RECORDS FOR THE TASK —
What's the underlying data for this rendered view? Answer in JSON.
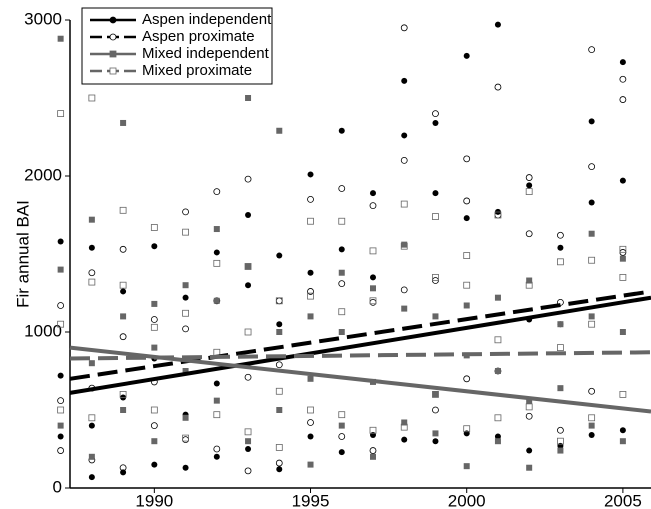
{
  "chart_data": {
    "type": "scatter",
    "y_label": "Fir annual BAI",
    "xlim": [
      1987.3,
      2005.9
    ],
    "xticks": [
      1990,
      1995,
      2000,
      2005
    ],
    "ylim": [
      0,
      3000
    ],
    "yticks": [
      0,
      1000,
      2000,
      3000
    ],
    "grid": false,
    "legend": "upper left",
    "series": [
      {
        "name": "Aspen independent",
        "color": "#000000",
        "marker": "circle",
        "filled": true,
        "line": "solid",
        "x": [
          1987,
          1987,
          1987,
          1988,
          1988,
          1988,
          1989,
          1989,
          1989,
          1990,
          1990,
          1990,
          1991,
          1991,
          1991,
          1992,
          1992,
          1992,
          1993,
          1993,
          1993,
          1994,
          1994,
          1994,
          1995,
          1995,
          1995,
          1996,
          1996,
          1996,
          1997,
          1997,
          1997,
          1998,
          1998,
          1998,
          1999,
          1999,
          1999,
          2000,
          2000,
          2000,
          2001,
          2001,
          2001,
          2002,
          2002,
          2002,
          2003,
          2003,
          2003,
          2004,
          2004,
          2004,
          2005,
          2005,
          2005
        ],
        "values": [
          1580,
          720,
          330,
          1540,
          400,
          70,
          1260,
          580,
          100,
          1550,
          830,
          150,
          1220,
          470,
          130,
          1510,
          670,
          200,
          1750,
          1300,
          250,
          1490,
          1050,
          120,
          2010,
          1380,
          330,
          2290,
          1530,
          230,
          1890,
          1350,
          340,
          2610,
          2260,
          310,
          2340,
          1890,
          300,
          2770,
          1730,
          350,
          2970,
          1770,
          330,
          1940,
          1080,
          240,
          1540,
          1050,
          270,
          2350,
          1830,
          340,
          2730,
          1970,
          370
        ],
        "trend": {
          "x": [
            1987.3,
            2005.9
          ],
          "values": [
            610,
            1220
          ]
        }
      },
      {
        "name": "Aspen proximate",
        "color": "#000000",
        "marker": "circle",
        "filled": false,
        "line": "dashed",
        "x": [
          1987,
          1987,
          1987,
          1988,
          1988,
          1988,
          1989,
          1989,
          1989,
          1990,
          1990,
          1990,
          1991,
          1991,
          1991,
          1992,
          1992,
          1992,
          1993,
          1993,
          1993,
          1994,
          1994,
          1994,
          1995,
          1995,
          1995,
          1996,
          1996,
          1996,
          1997,
          1997,
          1997,
          1998,
          1998,
          1998,
          1999,
          1999,
          1999,
          2000,
          2000,
          2000,
          2001,
          2001,
          2001,
          2002,
          2002,
          2002,
          2003,
          2003,
          2003,
          2004,
          2004,
          2004,
          2005,
          2005,
          2005
        ],
        "values": [
          1170,
          560,
          240,
          1380,
          640,
          180,
          1530,
          970,
          130,
          1080,
          680,
          400,
          1770,
          1020,
          310,
          1900,
          1200,
          250,
          1980,
          710,
          110,
          1200,
          790,
          160,
          1850,
          1260,
          420,
          1920,
          1310,
          330,
          1810,
          1190,
          240,
          2950,
          2100,
          1270,
          2400,
          1330,
          500,
          2110,
          1840,
          700,
          2570,
          1750,
          750,
          1990,
          1630,
          460,
          1620,
          1190,
          370,
          2810,
          2060,
          620,
          2620,
          2490,
          1510
        ],
        "trend": {
          "x": [
            1987.3,
            2005.9
          ],
          "values": [
            700,
            1260
          ]
        }
      },
      {
        "name": "Mixed independent",
        "color": "#666666",
        "marker": "square",
        "filled": true,
        "line": "solid",
        "x": [
          1987,
          1987,
          1987,
          1988,
          1988,
          1988,
          1989,
          1989,
          1989,
          1990,
          1990,
          1990,
          1991,
          1991,
          1991,
          1992,
          1992,
          1992,
          1993,
          1993,
          1993,
          1994,
          1994,
          1994,
          1995,
          1995,
          1995,
          1996,
          1996,
          1996,
          1997,
          1997,
          1997,
          1998,
          1998,
          1998,
          1999,
          1999,
          1999,
          2000,
          2000,
          2000,
          2001,
          2001,
          2001,
          2002,
          2002,
          2002,
          2003,
          2003,
          2003,
          2004,
          2004,
          2004,
          2005,
          2005,
          2005
        ],
        "values": [
          2880,
          1400,
          400,
          1720,
          800,
          200,
          2340,
          1100,
          500,
          1180,
          900,
          300,
          1300,
          750,
          450,
          1660,
          1200,
          560,
          2500,
          1420,
          300,
          2290,
          1000,
          500,
          1100,
          700,
          150,
          1380,
          1000,
          400,
          1280,
          680,
          200,
          1560,
          1150,
          420,
          1100,
          600,
          350,
          1170,
          850,
          140,
          1220,
          750,
          300,
          1330,
          560,
          130,
          1050,
          640,
          240,
          1630,
          1100,
          400,
          1470,
          1000,
          300
        ],
        "trend": {
          "x": [
            1987.3,
            2005.9
          ],
          "values": [
            900,
            490
          ]
        }
      },
      {
        "name": "Mixed proximate",
        "color": "#666666",
        "marker": "square",
        "filled": false,
        "line": "dashed",
        "x": [
          1987,
          1987,
          1987,
          1988,
          1988,
          1988,
          1989,
          1989,
          1989,
          1990,
          1990,
          1990,
          1991,
          1991,
          1991,
          1992,
          1992,
          1992,
          1993,
          1993,
          1993,
          1994,
          1994,
          1994,
          1995,
          1995,
          1995,
          1996,
          1996,
          1996,
          1997,
          1997,
          1997,
          1998,
          1998,
          1998,
          1999,
          1999,
          1999,
          2000,
          2000,
          2000,
          2001,
          2001,
          2001,
          2002,
          2002,
          2002,
          2003,
          2003,
          2003,
          2004,
          2004,
          2004,
          2005,
          2005,
          2005
        ],
        "values": [
          2400,
          1050,
          500,
          2500,
          1320,
          450,
          1780,
          1300,
          600,
          1670,
          1030,
          500,
          1640,
          1120,
          320,
          1440,
          870,
          470,
          1420,
          1000,
          360,
          1200,
          620,
          260,
          1710,
          1230,
          500,
          1710,
          1130,
          470,
          1520,
          1200,
          370,
          1820,
          1550,
          390,
          1740,
          1350,
          600,
          1490,
          1300,
          380,
          1750,
          950,
          450,
          1900,
          1300,
          520,
          1450,
          900,
          300,
          1460,
          1050,
          450,
          1530,
          1350,
          600
        ],
        "trend": {
          "x": [
            1987.3,
            2005.9
          ],
          "values": [
            830,
            870
          ]
        }
      }
    ]
  }
}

EXERCISE GOAL — Scan the listing above and copy all lines containing the word "name".

WRITTEN ANSWER —
        "name": "Aspen independent",
        "name": "Aspen proximate",
        "name": "Mixed independent",
        "name": "Mixed proximate",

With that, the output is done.